SOURCE DATA

★ ★ ★ ★ ★

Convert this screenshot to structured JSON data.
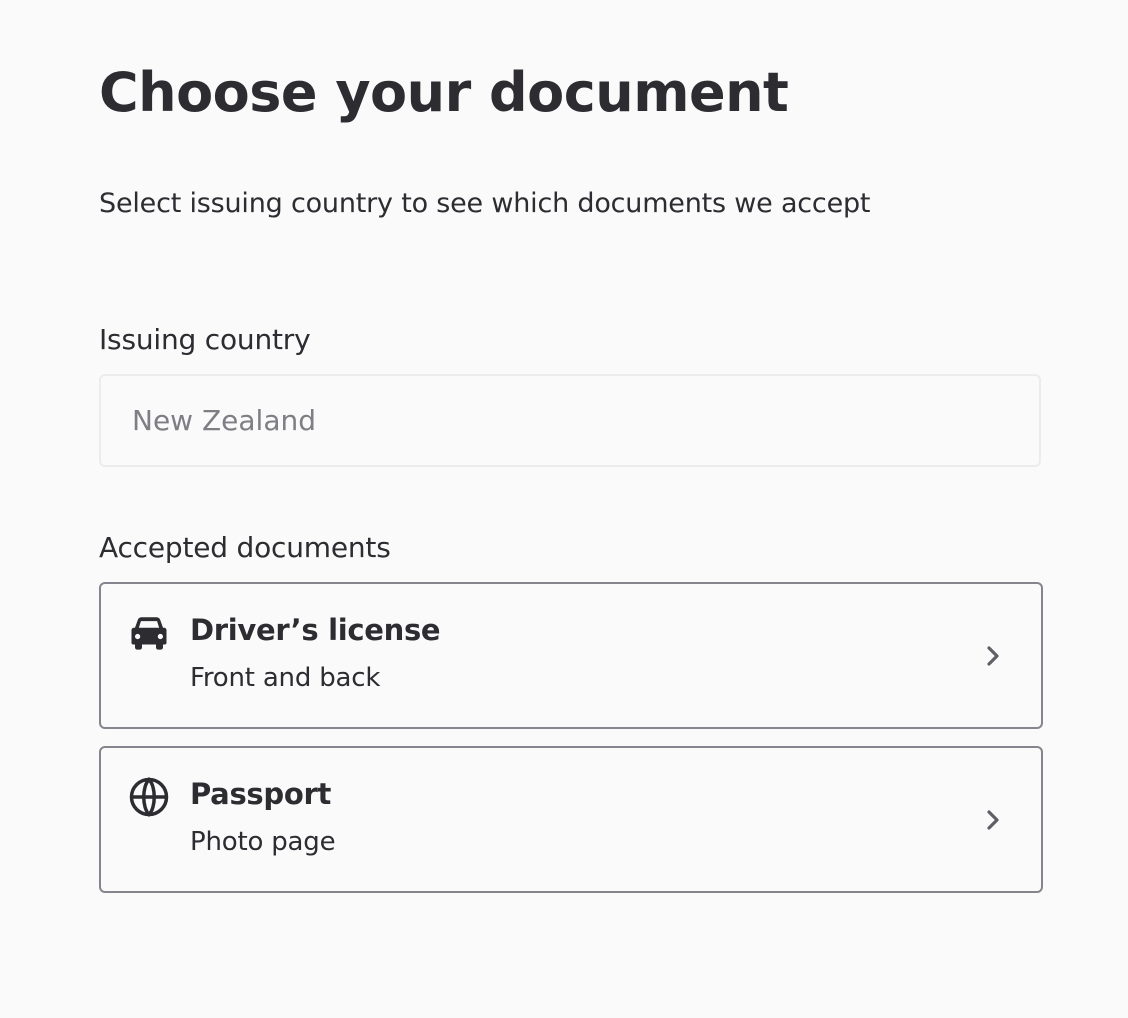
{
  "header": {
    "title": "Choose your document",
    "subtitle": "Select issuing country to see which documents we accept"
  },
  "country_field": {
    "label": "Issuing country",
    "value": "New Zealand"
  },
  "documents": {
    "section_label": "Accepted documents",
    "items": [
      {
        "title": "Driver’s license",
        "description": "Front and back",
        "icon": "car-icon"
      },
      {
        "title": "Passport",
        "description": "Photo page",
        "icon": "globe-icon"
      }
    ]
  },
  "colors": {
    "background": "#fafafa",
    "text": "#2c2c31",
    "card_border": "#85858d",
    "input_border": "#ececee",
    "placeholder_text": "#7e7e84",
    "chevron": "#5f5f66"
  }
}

★ ★ ★ ★ ★

Print each record exactly as it stands, leaving the images out.

SOLUTION TO THIS EXERCISE
Convert this screenshot to structured JSON data.
{
  "header": {
    "title": "Choose your document",
    "subtitle": "Select issuing country to see which documents we accept"
  },
  "country_field": {
    "label": "Issuing country",
    "value": "New Zealand"
  },
  "documents": {
    "section_label": "Accepted documents",
    "items": [
      {
        "title": "Driver’s license",
        "description": "Front and back",
        "icon": "car-icon"
      },
      {
        "title": "Passport",
        "description": "Photo page",
        "icon": "globe-icon"
      }
    ]
  },
  "colors": {
    "background": "#fafafa",
    "text": "#2c2c31",
    "card_border": "#85858d",
    "input_border": "#ececee",
    "placeholder_text": "#7e7e84",
    "chevron": "#5f5f66"
  }
}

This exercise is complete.